-- GIVEN INSTRUCTION --
Write out the material again word for word, dropping any images it holds.

---+---

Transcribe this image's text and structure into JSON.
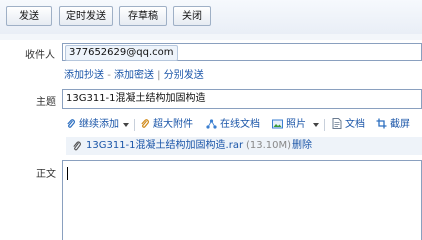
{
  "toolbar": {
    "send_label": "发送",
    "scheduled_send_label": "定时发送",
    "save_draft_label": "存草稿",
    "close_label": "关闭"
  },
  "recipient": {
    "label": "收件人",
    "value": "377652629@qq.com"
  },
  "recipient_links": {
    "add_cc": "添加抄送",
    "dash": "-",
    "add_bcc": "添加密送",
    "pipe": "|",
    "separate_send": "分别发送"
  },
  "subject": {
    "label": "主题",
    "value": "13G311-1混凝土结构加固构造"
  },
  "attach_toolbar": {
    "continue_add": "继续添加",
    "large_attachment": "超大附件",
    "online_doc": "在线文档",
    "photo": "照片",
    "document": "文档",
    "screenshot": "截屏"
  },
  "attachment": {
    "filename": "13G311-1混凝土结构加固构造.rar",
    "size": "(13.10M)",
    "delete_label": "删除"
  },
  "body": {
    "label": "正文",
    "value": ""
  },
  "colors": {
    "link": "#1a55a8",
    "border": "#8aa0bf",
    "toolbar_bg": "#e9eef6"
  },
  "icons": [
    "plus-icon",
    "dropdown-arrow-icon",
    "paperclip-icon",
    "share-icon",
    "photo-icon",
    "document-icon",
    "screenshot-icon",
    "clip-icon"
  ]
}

---+---

-- TASK RESPONSE --
Transcribe this image's text and structure into JSON.
{
  "toolbar": {
    "send_label": "发送",
    "scheduled_send_label": "定时发送",
    "save_draft_label": "存草稿",
    "close_label": "关闭"
  },
  "recipient": {
    "label": "收件人",
    "value": "377652629@qq.com"
  },
  "recipient_links": {
    "add_cc": "添加抄送",
    "dash": "-",
    "add_bcc": "添加密送",
    "pipe": "|",
    "separate_send": "分别发送"
  },
  "subject": {
    "label": "主题",
    "value": "13G311-1混凝土结构加固构造"
  },
  "attach_toolbar": {
    "continue_add": "继续添加",
    "large_attachment": "超大附件",
    "online_doc": "在线文档",
    "photo": "照片",
    "document": "文档",
    "screenshot": "截屏"
  },
  "attachment": {
    "filename": "13G311-1混凝土结构加固构造.rar",
    "size": "(13.10M)",
    "delete_label": "删除"
  },
  "body": {
    "label": "正文",
    "value": ""
  },
  "colors": {
    "link": "#1a55a8",
    "border": "#8aa0bf",
    "toolbar_bg": "#e9eef6"
  },
  "icons": [
    "plus-icon",
    "dropdown-arrow-icon",
    "paperclip-icon",
    "share-icon",
    "photo-icon",
    "document-icon",
    "screenshot-icon",
    "clip-icon"
  ]
}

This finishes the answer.